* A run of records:
..........
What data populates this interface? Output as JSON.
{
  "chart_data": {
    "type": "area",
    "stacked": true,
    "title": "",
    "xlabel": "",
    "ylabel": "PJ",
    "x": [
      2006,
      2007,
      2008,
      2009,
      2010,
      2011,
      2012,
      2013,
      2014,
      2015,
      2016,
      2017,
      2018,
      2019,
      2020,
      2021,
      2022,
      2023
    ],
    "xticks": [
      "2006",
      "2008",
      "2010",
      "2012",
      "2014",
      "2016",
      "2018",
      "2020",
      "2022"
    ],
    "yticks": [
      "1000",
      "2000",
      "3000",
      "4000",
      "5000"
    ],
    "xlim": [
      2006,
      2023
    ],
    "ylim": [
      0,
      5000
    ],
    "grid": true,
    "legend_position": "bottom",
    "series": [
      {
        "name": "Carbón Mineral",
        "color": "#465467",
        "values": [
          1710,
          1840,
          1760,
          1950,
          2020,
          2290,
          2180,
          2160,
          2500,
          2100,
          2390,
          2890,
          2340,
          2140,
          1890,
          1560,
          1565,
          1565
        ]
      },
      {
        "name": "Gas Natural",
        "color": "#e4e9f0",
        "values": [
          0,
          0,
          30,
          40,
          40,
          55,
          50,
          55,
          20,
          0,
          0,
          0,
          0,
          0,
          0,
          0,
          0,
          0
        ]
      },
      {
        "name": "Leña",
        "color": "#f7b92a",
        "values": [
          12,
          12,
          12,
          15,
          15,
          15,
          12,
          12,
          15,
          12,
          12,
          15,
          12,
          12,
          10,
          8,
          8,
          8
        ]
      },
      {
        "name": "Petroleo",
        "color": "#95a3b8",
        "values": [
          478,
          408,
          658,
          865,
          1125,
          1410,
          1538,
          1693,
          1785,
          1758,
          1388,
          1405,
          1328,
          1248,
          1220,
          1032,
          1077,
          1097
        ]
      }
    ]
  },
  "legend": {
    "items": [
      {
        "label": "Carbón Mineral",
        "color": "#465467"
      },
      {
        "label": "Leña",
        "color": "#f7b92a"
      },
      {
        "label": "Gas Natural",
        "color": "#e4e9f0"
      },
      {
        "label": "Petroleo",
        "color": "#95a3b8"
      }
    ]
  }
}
..........
* Requirement:
Extract each line of the listing above, copying it word for word.

* Final result:
What data populates this interface? Output as JSON.
{
  "chart_data": {
    "type": "area",
    "stacked": true,
    "title": "",
    "xlabel": "",
    "ylabel": "PJ",
    "x": [
      2006,
      2007,
      2008,
      2009,
      2010,
      2011,
      2012,
      2013,
      2014,
      2015,
      2016,
      2017,
      2018,
      2019,
      2020,
      2021,
      2022,
      2023
    ],
    "xticks": [
      "2006",
      "2008",
      "2010",
      "2012",
      "2014",
      "2016",
      "2018",
      "2020",
      "2022"
    ],
    "yticks": [
      "1000",
      "2000",
      "3000",
      "4000",
      "5000"
    ],
    "xlim": [
      2006,
      2023
    ],
    "ylim": [
      0,
      5000
    ],
    "grid": true,
    "legend_position": "bottom",
    "series": [
      {
        "name": "Carbón Mineral",
        "color": "#465467",
        "values": [
          1710,
          1840,
          1760,
          1950,
          2020,
          2290,
          2180,
          2160,
          2500,
          2100,
          2390,
          2890,
          2340,
          2140,
          1890,
          1560,
          1565,
          1565
        ]
      },
      {
        "name": "Gas Natural",
        "color": "#e4e9f0",
        "values": [
          0,
          0,
          30,
          40,
          40,
          55,
          50,
          55,
          20,
          0,
          0,
          0,
          0,
          0,
          0,
          0,
          0,
          0
        ]
      },
      {
        "name": "Leña",
        "color": "#f7b92a",
        "values": [
          12,
          12,
          12,
          15,
          15,
          15,
          12,
          12,
          15,
          12,
          12,
          15,
          12,
          12,
          10,
          8,
          8,
          8
        ]
      },
      {
        "name": "Petroleo",
        "color": "#95a3b8",
        "values": [
          478,
          408,
          658,
          865,
          1125,
          1410,
          1538,
          1693,
          1785,
          1758,
          1388,
          1405,
          1328,
          1248,
          1220,
          1032,
          1077,
          1097
        ]
      }
    ]
  },
  "legend": {
    "items": [
      {
        "label": "Carbón Mineral",
        "color": "#465467"
      },
      {
        "label": "Leña",
        "color": "#f7b92a"
      },
      {
        "label": "Gas Natural",
        "color": "#e4e9f0"
      },
      {
        "label": "Petroleo",
        "color": "#95a3b8"
      }
    ]
  }
}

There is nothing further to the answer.